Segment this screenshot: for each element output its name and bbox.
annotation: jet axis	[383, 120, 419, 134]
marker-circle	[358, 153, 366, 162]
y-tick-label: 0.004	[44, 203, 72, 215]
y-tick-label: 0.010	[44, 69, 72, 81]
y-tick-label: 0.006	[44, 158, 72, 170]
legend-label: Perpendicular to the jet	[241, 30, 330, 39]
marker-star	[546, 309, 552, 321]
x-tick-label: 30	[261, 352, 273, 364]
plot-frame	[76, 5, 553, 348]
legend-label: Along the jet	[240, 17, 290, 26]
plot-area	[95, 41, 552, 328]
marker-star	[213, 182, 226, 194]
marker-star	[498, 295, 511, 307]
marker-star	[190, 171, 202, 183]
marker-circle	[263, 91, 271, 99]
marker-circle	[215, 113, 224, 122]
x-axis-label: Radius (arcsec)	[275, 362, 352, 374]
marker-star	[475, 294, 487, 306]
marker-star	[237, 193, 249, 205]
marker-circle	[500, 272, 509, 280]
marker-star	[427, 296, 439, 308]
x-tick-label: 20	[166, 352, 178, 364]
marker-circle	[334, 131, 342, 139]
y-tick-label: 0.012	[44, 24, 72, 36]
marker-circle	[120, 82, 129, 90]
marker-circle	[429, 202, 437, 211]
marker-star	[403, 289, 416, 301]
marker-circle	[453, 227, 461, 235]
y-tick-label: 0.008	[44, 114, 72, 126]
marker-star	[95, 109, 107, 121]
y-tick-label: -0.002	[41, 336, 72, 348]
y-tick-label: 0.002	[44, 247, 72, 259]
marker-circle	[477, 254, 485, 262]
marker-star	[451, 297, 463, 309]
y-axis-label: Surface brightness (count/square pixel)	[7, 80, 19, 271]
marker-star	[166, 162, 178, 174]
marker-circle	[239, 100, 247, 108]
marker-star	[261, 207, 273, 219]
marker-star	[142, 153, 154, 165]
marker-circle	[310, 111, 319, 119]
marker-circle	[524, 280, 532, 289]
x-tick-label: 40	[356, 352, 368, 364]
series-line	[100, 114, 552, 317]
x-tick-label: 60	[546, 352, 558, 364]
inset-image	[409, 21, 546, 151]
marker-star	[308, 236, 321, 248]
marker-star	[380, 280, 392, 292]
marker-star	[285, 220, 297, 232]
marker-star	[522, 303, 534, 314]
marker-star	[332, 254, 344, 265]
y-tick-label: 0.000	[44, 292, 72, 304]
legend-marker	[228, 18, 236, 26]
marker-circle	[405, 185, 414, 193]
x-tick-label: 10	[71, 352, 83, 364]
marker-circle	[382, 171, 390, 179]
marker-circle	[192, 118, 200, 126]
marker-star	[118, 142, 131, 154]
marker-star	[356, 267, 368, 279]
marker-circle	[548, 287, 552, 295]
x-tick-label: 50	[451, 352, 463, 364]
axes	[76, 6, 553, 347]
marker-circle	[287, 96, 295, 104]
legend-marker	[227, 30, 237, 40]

────

Update the listing above so that each "marker-star" becomes "star-marker", with every other line and value left unchanged.

*THE OUTPUT*
Segment this screenshot: for each element output its name and bbox.
annotation: jet axis	[383, 120, 419, 134]
marker-circle	[358, 153, 366, 162]
y-tick-label: 0.004	[44, 203, 72, 215]
y-tick-label: 0.010	[44, 69, 72, 81]
y-tick-label: 0.006	[44, 158, 72, 170]
legend-label: Perpendicular to the jet	[241, 30, 330, 39]
star-marker	[546, 309, 552, 321]
x-tick-label: 30	[261, 352, 273, 364]
plot-frame	[76, 5, 553, 348]
legend-label: Along the jet	[240, 17, 290, 26]
plot-area	[95, 41, 552, 328]
star-marker	[213, 182, 226, 194]
star-marker	[498, 295, 511, 307]
star-marker	[190, 171, 202, 183]
marker-circle	[263, 91, 271, 99]
marker-circle	[215, 113, 224, 122]
x-axis-label: Radius (arcsec)	[275, 362, 352, 374]
star-marker	[475, 294, 487, 306]
star-marker	[237, 193, 249, 205]
marker-circle	[500, 272, 509, 280]
star-marker	[427, 296, 439, 308]
x-tick-label: 20	[166, 352, 178, 364]
marker-circle	[334, 131, 342, 139]
y-tick-label: 0.012	[44, 24, 72, 36]
marker-circle	[120, 82, 129, 90]
marker-circle	[429, 202, 437, 211]
star-marker	[403, 289, 416, 301]
marker-circle	[453, 227, 461, 235]
y-tick-label: 0.008	[44, 114, 72, 126]
star-marker	[95, 109, 107, 121]
y-tick-label: -0.002	[41, 336, 72, 348]
y-tick-label: 0.002	[44, 247, 72, 259]
marker-circle	[477, 254, 485, 262]
star-marker	[451, 297, 463, 309]
y-axis-label: Surface brightness (count/square pixel)	[7, 80, 19, 271]
star-marker	[166, 162, 178, 174]
marker-circle	[239, 100, 247, 108]
star-marker	[261, 207, 273, 219]
star-marker	[142, 153, 154, 165]
marker-circle	[310, 111, 319, 119]
marker-circle	[524, 280, 532, 289]
x-tick-label: 40	[356, 352, 368, 364]
series-line	[100, 114, 552, 317]
x-tick-label: 60	[546, 352, 558, 364]
inset-image	[409, 21, 546, 151]
star-marker	[308, 236, 321, 248]
star-marker	[380, 280, 392, 292]
star-marker	[285, 220, 297, 232]
star-marker	[522, 303, 534, 314]
star-marker	[332, 254, 344, 265]
y-tick-label: 0.000	[44, 292, 72, 304]
legend-marker	[228, 18, 236, 26]
marker-circle	[405, 185, 414, 193]
x-tick-label: 10	[71, 352, 83, 364]
marker-circle	[382, 171, 390, 179]
marker-circle	[192, 118, 200, 126]
star-marker	[118, 142, 131, 154]
star-marker	[356, 267, 368, 279]
marker-circle	[548, 287, 552, 295]
x-tick-label: 50	[451, 352, 463, 364]
axes	[76, 6, 553, 347]
marker-circle	[287, 96, 295, 104]
legend-marker	[227, 30, 237, 40]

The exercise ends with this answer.